### PROVIDED PASSAGE
+-------+
But it’s difficult for most Americans to breast-feed exclusively, and the organization Best for Babes, which promotes breast-feeding, reports most women don’t meet their own goals due to a combination of cultural pressures, workplace trouble, and simply the struggle of juggling life and motherhood.
“Breast-feeding still isn’t normal yet in the United States and until it’s accepted as normal, it’s going to be an uphill battle,” Bartick said of workplace protections for breast-feeding mothers.
Frederick needed to breast-feed: She developed gestational diabetes while pregnant, and her lactation consultant, midwife, and nurses all told her that breast-feeding would be best for her and Devon’s health. She also deals with ongoing issues of anxiety and post-traumatic stress disorder, putting her at risk for post-partum depression —
In her EEOC complaint, Frederick’s communications with her employer are detailed.
The department’s director of human resources, Mark Bussiere, wrote Frederick in one e-mail last August: “DHHS is in compliance with the law” allowing her to “express milk” — a legal phrase which is almost always interpreted to mean pumping rather than feeding, Marcus said.
The specific request denied, he wrote, was Frederick’s appeal to leave her office on an extended break, time she offered to make up by staying later.
Frederick said that during her time at the department, leaving the office grounds was a casual, everyday occurrence among employees, many of whom walked up and down the short stretch of rural road, got coffee, or smoked off the office grounds on breaks.
Bussiere, reached by phone, said he isn’t aware if employees regularly leave the office grounds on breaks, but that supervisors may “speak to them in some manner” if they do.
“We don’t have any security or ability to enforce this, it’s just a matter of practice,” he said.
He then said he could not speak further on the matter because of the pending complaint.
Marcus said the department’s reaction to Frederick’s request is a common one, and likely not illegal.
+-------+
### DATA
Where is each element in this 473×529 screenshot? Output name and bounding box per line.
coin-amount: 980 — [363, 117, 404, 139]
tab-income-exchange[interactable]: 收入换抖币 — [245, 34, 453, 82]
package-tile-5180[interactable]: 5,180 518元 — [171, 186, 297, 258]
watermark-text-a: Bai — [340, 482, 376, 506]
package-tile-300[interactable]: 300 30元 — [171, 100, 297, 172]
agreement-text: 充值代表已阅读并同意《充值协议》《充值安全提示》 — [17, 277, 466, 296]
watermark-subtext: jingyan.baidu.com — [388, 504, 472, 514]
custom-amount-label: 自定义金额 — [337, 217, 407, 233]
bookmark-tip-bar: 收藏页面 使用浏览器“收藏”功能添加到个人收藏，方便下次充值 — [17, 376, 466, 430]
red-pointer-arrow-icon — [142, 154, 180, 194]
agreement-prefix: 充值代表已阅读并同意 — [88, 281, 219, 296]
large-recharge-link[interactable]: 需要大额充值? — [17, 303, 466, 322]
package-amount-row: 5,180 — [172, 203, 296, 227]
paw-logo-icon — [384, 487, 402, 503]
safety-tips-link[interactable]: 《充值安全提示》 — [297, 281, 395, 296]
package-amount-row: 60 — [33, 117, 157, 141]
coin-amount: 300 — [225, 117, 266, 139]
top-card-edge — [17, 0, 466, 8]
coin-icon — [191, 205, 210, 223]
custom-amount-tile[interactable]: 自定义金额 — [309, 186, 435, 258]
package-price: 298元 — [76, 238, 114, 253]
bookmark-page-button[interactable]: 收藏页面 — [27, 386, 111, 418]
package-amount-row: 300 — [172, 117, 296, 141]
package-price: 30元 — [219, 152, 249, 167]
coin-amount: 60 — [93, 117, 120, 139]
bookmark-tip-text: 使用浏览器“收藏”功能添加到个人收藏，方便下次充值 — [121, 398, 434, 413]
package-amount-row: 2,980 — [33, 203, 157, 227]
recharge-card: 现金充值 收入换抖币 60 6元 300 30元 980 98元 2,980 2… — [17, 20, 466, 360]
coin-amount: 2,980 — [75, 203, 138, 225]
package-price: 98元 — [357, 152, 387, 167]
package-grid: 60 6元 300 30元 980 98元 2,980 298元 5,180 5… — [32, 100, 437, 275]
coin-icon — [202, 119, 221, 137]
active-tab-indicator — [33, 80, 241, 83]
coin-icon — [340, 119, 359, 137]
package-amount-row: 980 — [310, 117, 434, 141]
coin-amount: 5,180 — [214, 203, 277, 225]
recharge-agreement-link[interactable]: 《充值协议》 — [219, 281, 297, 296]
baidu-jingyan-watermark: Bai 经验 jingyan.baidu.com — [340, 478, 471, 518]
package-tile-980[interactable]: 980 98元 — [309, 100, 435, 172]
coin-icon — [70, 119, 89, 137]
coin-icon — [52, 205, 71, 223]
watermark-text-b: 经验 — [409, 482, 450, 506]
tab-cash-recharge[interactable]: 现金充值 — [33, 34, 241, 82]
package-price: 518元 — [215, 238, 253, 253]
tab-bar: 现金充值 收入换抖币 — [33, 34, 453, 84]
+-------+
### ACTIVITY 1
From the article on Frederick's breast-feeding complaint, quote the portion from "Bussiere, reached by" to "likely not illegal.".
### ACTIVITY 2
In one to three sentences, explain what pregnancy-related reason the article on Frederick's breast-feeding complaint gives for her need to breast-feed.

### FINAL ANSWER 1
Bussiere, reached by phone, said he isn’t aware if employees regularly leave the office grounds on breaks, but that supervisors may “speak to them in some manner” if they do.
“We don’t have any security or ability to enforce this, it’s just a matter of practice,” he said.
He then said he could not speak further on the matter because of the pending complaint.
Marcus said the department’s reaction to Frederick’s request is a common one, and likely not illegal.

### FINAL ANSWER 2
Frederick developed gestational diabetes while she was pregnant. Her lactation consultant, midwife, and nurses all told her that breast-feeding would be best for her health and for Devon's.